YOUR TASK: Go through the entries below and count the lines holding the word "Internet". Reply with only the number, please.

MATERIAL FOR THE TASK:

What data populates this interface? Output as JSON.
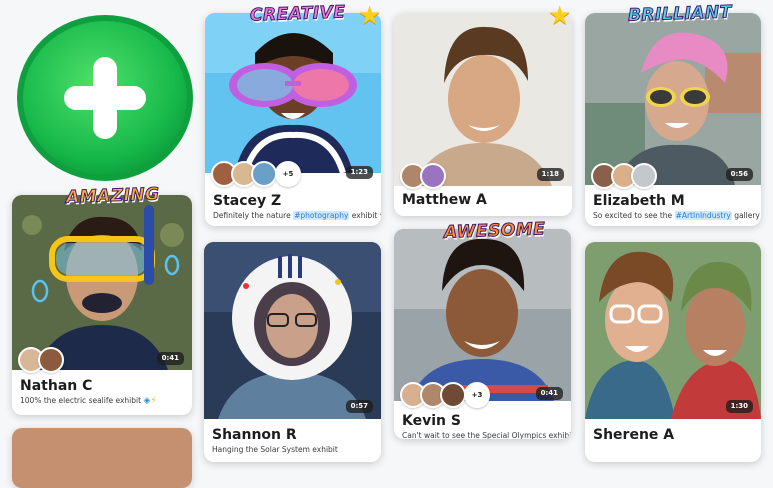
{
  "add_button": {
    "icon": "plus-icon",
    "color": "#2ec45a"
  },
  "stickers": {
    "creative": "CREATIVE",
    "brilliant": "BRILLIANT",
    "amazing": "AMAZING",
    "awesome": "AWESOME"
  },
  "cards": [
    {
      "name": "Stacey Z",
      "caption_pre": "Definitely the nature ",
      "tag": "#photography",
      "caption_post": " exhibit",
      "duration": "1:23",
      "more": "+5",
      "emoji": "leaf-icon"
    },
    {
      "name": "Matthew A",
      "duration": "1:18"
    },
    {
      "name": "Elizabeth M",
      "caption_pre": "So excited to see the ",
      "tag": "#ArtInIndustry",
      "caption_post": " gallery",
      "duration": "0:56"
    },
    {
      "name": "Nathan C",
      "caption_pre": "100% the electric sealife exhibit",
      "duration": "0:41",
      "emoji": "fish-icon"
    },
    {
      "name": "Shannon R",
      "caption_pre": "Hanging the Solar System exhibit",
      "duration": "0:57"
    },
    {
      "name": "Kevin S",
      "caption_pre": "Can't wait to see the Special Olympics exhibit",
      "duration": "0:41",
      "more": "+3",
      "emoji": "heart-icon"
    },
    {
      "name": "Sherene A",
      "duration": "1:30"
    }
  ]
}
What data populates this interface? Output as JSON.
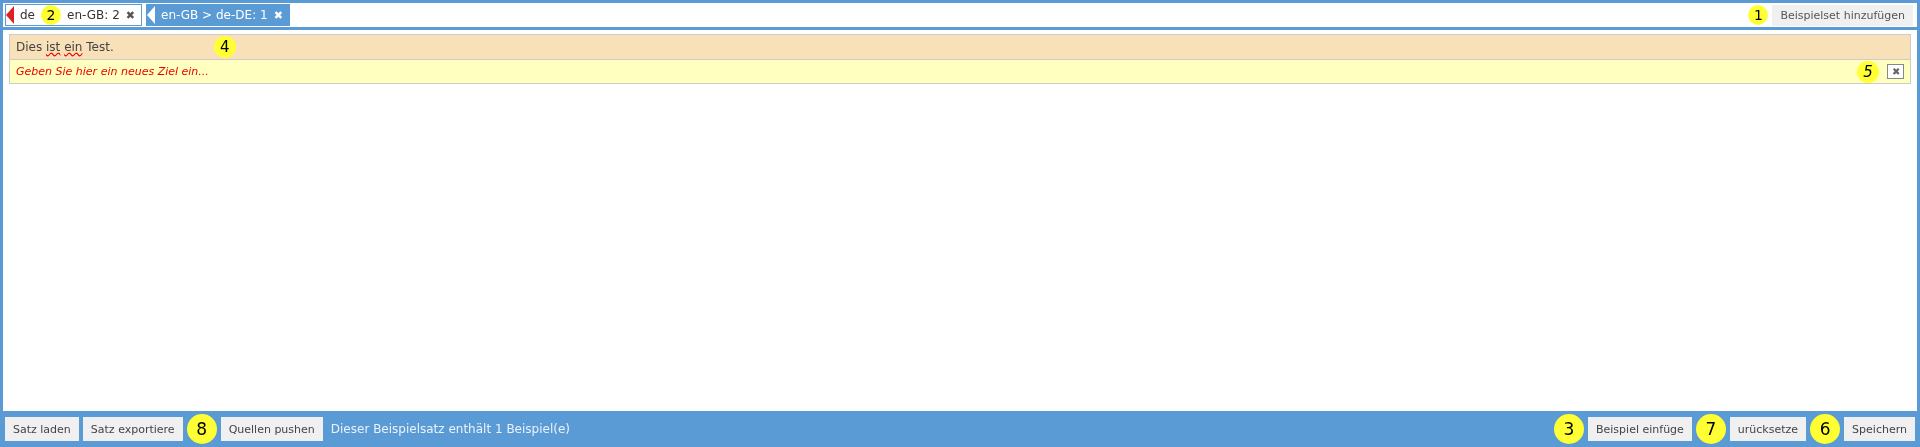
{
  "toolbar": {
    "tags": [
      {
        "kind": "source",
        "parts": [
          "de",
          "en-GB: 2"
        ],
        "callout": "2",
        "close": "✖",
        "color": "#e02020"
      },
      {
        "kind": "target",
        "parts": [
          "en-GB > de-DE: 1"
        ],
        "close": "✖",
        "color": "#ffffff"
      }
    ],
    "callout": "1",
    "add_button": "Beispielset hinzufügen"
  },
  "examples": [
    {
      "source": "Dies **ist** **ein** Test.",
      "source_callout": "4",
      "target_placeholder": "Geben Sie hier ein neues Ziel ein...",
      "remove_callout": "5",
      "remove": "✖"
    }
  ],
  "footer": {
    "left": [
      {
        "kind": "button",
        "text": "Satz laden"
      },
      {
        "kind": "button",
        "text": "Satz exportiere"
      },
      {
        "kind": "callout",
        "text": "8"
      },
      {
        "kind": "button",
        "text": "Quellen pushen"
      }
    ],
    "status": "Dieser Beispielsatz enthält 1 Beispiel(e)",
    "right": [
      {
        "kind": "callout",
        "text": "3"
      },
      {
        "kind": "button",
        "text": "Beispiel einfüge"
      },
      {
        "kind": "callout",
        "text": "7"
      },
      {
        "kind": "button",
        "text": "urücksetze"
      },
      {
        "kind": "callout",
        "text": "6"
      },
      {
        "kind": "button",
        "text": "Speichern"
      }
    ]
  }
}
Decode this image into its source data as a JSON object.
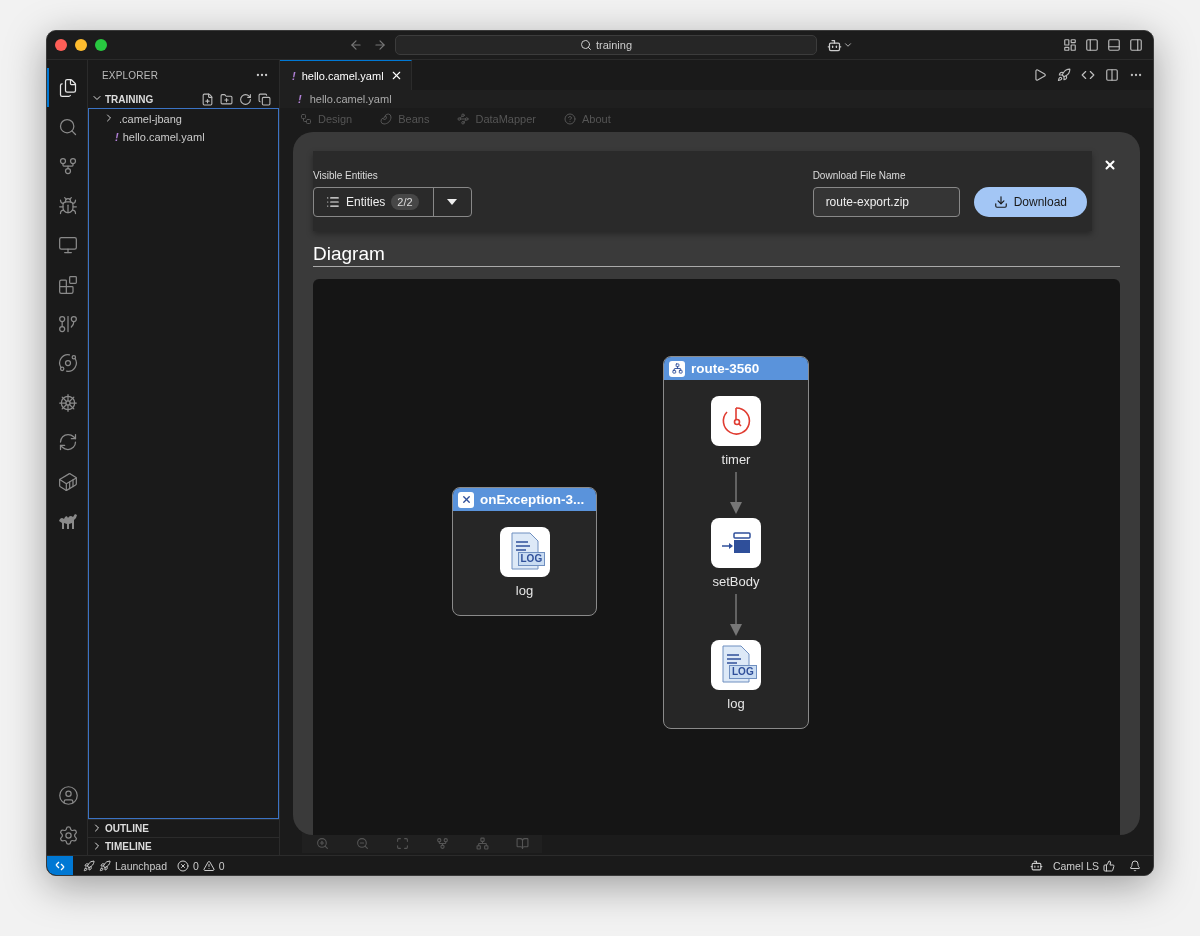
{
  "window": {
    "search": "training"
  },
  "activity_bar": [
    {
      "kind": "explorer",
      "selected": true
    },
    {
      "kind": "search",
      "selected": false
    },
    {
      "kind": "source-control",
      "selected": false
    },
    {
      "kind": "run",
      "selected": false
    },
    {
      "kind": "remote",
      "selected": false
    },
    {
      "kind": "extensions",
      "selected": false
    },
    {
      "kind": "git-graph",
      "selected": false
    },
    {
      "kind": "kaoto",
      "selected": false
    },
    {
      "kind": "kubernetes",
      "selected": false
    },
    {
      "kind": "sync",
      "selected": false
    },
    {
      "kind": "docker",
      "selected": false
    },
    {
      "kind": "camel",
      "selected": false
    }
  ],
  "sidebar": {
    "title": "EXPLORER",
    "folder": {
      "label": "TRAINING",
      "expanded": true,
      "children": [
        {
          "kind": "folder",
          "label": ".camel-jbang",
          "expanded": false
        },
        {
          "kind": "yaml",
          "marker": "!",
          "label": "hello.camel.yaml"
        }
      ]
    },
    "sections": [
      {
        "label": "OUTLINE",
        "expanded": false
      },
      {
        "label": "TIMELINE",
        "expanded": false
      }
    ]
  },
  "editor": {
    "tabs": [
      {
        "marker": "!",
        "label": "hello.camel.yaml",
        "selected": true
      }
    ],
    "breadcrumb": {
      "marker": "!",
      "label": "hello.camel.yaml"
    },
    "view_tabs": [
      {
        "kind": "design",
        "label": "Design"
      },
      {
        "kind": "beans",
        "label": "Beans"
      },
      {
        "kind": "datamapper",
        "label": "DataMapper"
      },
      {
        "kind": "about",
        "label": "About"
      }
    ]
  },
  "modal": {
    "visible_entities_label": "Visible Entities",
    "entities_button": {
      "label": "Entities",
      "count": "2/2"
    },
    "file_name_label": "Download File Name",
    "file_name": "route-export.zip",
    "download_button": "Download",
    "heading": "Diagram",
    "groups": [
      {
        "kind": "exception",
        "title": "onException-3...",
        "steps": [
          {
            "kind": "log",
            "label": "log",
            "icon_text": "LOG"
          }
        ]
      },
      {
        "kind": "route",
        "title": "route-3560",
        "steps": [
          {
            "kind": "timer",
            "label": "timer"
          },
          {
            "kind": "setbody",
            "label": "setBody"
          },
          {
            "kind": "log",
            "label": "log",
            "icon_text": "LOG"
          }
        ]
      }
    ]
  },
  "status_bar": {
    "launchpad": "Launchpad",
    "errors": "0",
    "warnings": "0",
    "language_server": "Camel LS"
  }
}
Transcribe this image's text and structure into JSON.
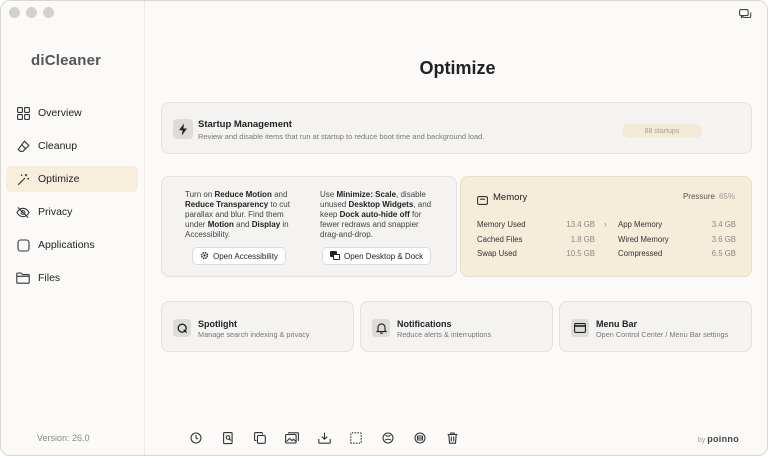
{
  "app": {
    "title": "diCleaner",
    "version": "Version: 26.0",
    "by": "by",
    "brand": "poinno"
  },
  "sidebar": {
    "items": [
      {
        "label": "Overview",
        "icon": "grid-icon",
        "active": false
      },
      {
        "label": "Cleanup",
        "icon": "eraser-icon",
        "active": false
      },
      {
        "label": "Optimize",
        "icon": "magic-wand-icon",
        "active": true
      },
      {
        "label": "Privacy",
        "icon": "eye-slash-icon",
        "active": false
      },
      {
        "label": "Applications",
        "icon": "app-square-icon",
        "active": false
      },
      {
        "label": "Files",
        "icon": "folder-icon",
        "active": false
      }
    ]
  },
  "main": {
    "title": "Optimize",
    "startup": {
      "title": "Startup Management",
      "description": "Review and disable items that run at startup to reduce boot time and background load.",
      "badge": "88 startups"
    },
    "tips": {
      "a": {
        "p1": "Turn on ",
        "b1": "Reduce Motion",
        "p2": " and ",
        "b2": "Reduce Transparency",
        "p3": " to cut parallax and blur. Find them under ",
        "b3": "Motion",
        "p4": " and ",
        "b4": "Display",
        "p5": " in Accessibility.",
        "button": "Open Accessibility"
      },
      "b": {
        "p1": "Use ",
        "b1": "Minimize: Scale",
        "p2": ", disable unused ",
        "b2": "Desktop Widgets",
        "p3": ", and keep ",
        "b3": "Dock auto-hide off",
        "p4": " for fewer redraws and snappier drag-and-drop.",
        "button": "Open Desktop & Dock"
      }
    },
    "memory": {
      "title": "Memory",
      "pressure_label": "Pressure",
      "pressure_value": "65%",
      "left": [
        {
          "label": "Memory Used",
          "value": "13.4 GB"
        },
        {
          "label": "Cached Files",
          "value": "1.8 GB"
        },
        {
          "label": "Swap Used",
          "value": "10.5 GB"
        }
      ],
      "right": [
        {
          "label": "App Memory",
          "value": "3.4 GB"
        },
        {
          "label": "Wired Memory",
          "value": "3.6 GB"
        },
        {
          "label": "Compressed",
          "value": "6.5 GB"
        }
      ]
    },
    "cards": [
      {
        "title": "Spotlight",
        "description": "Manage search indexing & privacy",
        "icon": "magnifier-icon"
      },
      {
        "title": "Notifications",
        "description": "Reduce alerts & interruptions",
        "icon": "bell-icon"
      },
      {
        "title": "Menu Bar",
        "description": "Open Control Center / Menu Bar settings",
        "icon": "window-icon"
      }
    ]
  },
  "toolbar": {
    "icons": [
      "clock-icon",
      "document-search-icon",
      "copy-icon",
      "photos-icon",
      "download-tray-icon",
      "dashed-square-icon",
      "globe-icon",
      "disk-icon",
      "trash-icon"
    ]
  },
  "colors": {
    "accent": "#f7eedb",
    "memory_bg": "#f5edd9",
    "window_bg": "#fbfaf8"
  }
}
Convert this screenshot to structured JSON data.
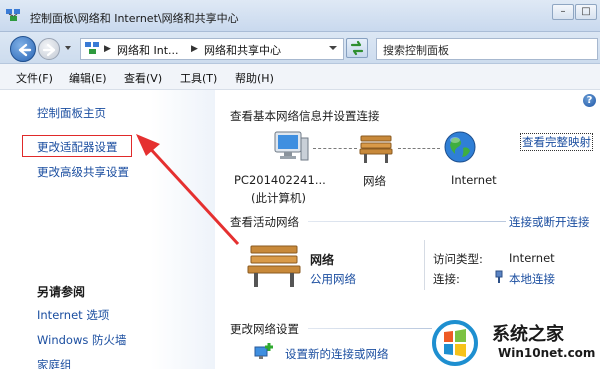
{
  "window": {
    "title": "控制面板\\网络和 Internet\\网络和共享中心",
    "minimize_label": "–",
    "maximize_label": "□"
  },
  "addressbar": {
    "crumbs": [
      "网络和 Int...",
      "网络和共享中心"
    ],
    "search_placeholder": "搜索控制面板"
  },
  "menu": {
    "items": [
      "文件(F)",
      "编辑(E)",
      "查看(V)",
      "工具(T)",
      "帮助(H)"
    ]
  },
  "sidebar": {
    "links": [
      "控制面板主页",
      "更改适配器设置",
      "更改高级共享设置"
    ],
    "see_also_heading": "另请参阅",
    "see_also": [
      "Internet 选项",
      "Windows 防火墙",
      "家庭组"
    ]
  },
  "main": {
    "basic_title": "查看基本网络信息并设置连接",
    "full_map_link": "查看完整映射",
    "nodes": {
      "computer_name": "PC201402241...",
      "computer_sub": "(此计算机)",
      "network": "网络",
      "internet": "Internet"
    },
    "active_title": "查看活动网络",
    "connect_link": "连接或断开连接",
    "active_network": {
      "name": "网络",
      "type": "公用网络",
      "access_label": "访问类型:",
      "access_value": "Internet",
      "conn_label": "连接:",
      "conn_value": "本地连接"
    },
    "change_title": "更改网络设置",
    "setup_link": "设置新的连接或网络"
  },
  "watermark": {
    "title": "系统之家",
    "url": "Win10net.com"
  },
  "colors": {
    "link": "#1b4ea0",
    "highlight": "#e02a2a"
  }
}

ANSWER TO THIS PROBLEM: 4